I’ll comment on two aspects here:

  • Variable names, spacing etc.
  • “Side effects.”

The second is the more unsettling of the two, but the first is interesting because Hadley Wickham is involved, which always gets people’s attention. 🙂

What prompted this is that there is currently a discussion in the ASA Statistical Learning and Data Mining Section e-mail list on Hadley’s coding style guidelines.  Some of you may know that Google has also had its own R style guidelines for some years now.

Much as I admire Hadley and Google, I really think this is much ado about nothing. I do have my own personal style (if you are curious, just look at my code), but seriously, folks, I don’t think it really matters. As long as a programmer is consistent  and has given careful thought as to how to be clear — not only clear to others who read the code, but also clear to the programmer herself when she reads the code cold two months from now — it’s fine.

I would like to see better style in programmers’ English, though. Please STOP using the terms “curly braces” and “square brackets”! Braces ARE curly, by definition, and brackets ARE square, right? Or, at least be consistent in your redundancy, speaking of “round parentheses,” “dotty periods,” “long dashes,” “big capitals,” “elevated overbars” and so on. 🙂

And now, for the hard stuff, side effects. R is a functional language, meaning among other things that no variable is changed upon executing a function, other than assignment of the return value. In other words,

y <- f(x)

[Supplied data]:
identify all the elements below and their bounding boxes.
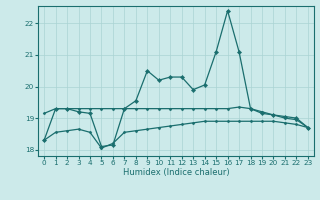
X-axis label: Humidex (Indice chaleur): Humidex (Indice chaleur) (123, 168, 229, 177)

[Set exercise 1]:
Do these statements agree with the post on R coding style? Answer yes or no for each, and quote the deciding words of the post. (a) The author considers the second of the two aspects the more unsettling one. (b) Google has had its own R style guidelines for some years. (c) The author believes programming style guidelines matter a great deal.
[Set exercise 2]:
Could you write out the stretch of the post on R coding style from "The second is" through "now — it’s fine.", copied word for word?

[Worked solution 1]:
(a) Yes: "The second is the more unsettling of the two"
(b) Yes: "Google has also had its own R style guidelines for some years now."
(c) No: "I really think this is much ado about nothing."

[Worked solution 2]:
The second is the more unsettling of the two, but the first is interesting because Hadley Wickham is involved, which always gets people’s attention. 🙂

What prompted this is that there is currently a discussion in the ASA Statistical Learning and Data Mining Section e-mail list on Hadley’s coding style guidelines.  Some of you may know that Google has also had its own R style guidelines for some years now.

Much as I admire Hadley and Google, I really think this is much ado about nothing. I do have my own personal style (if you are curious, just look at my code), but seriously, folks, I don’t think it really matters. As long as a programmer is consistent  and has given careful thought as to how to be clear — not only clear to others who read the code, but also clear to the programmer herself when she reads the code cold two months from now — it’s fine.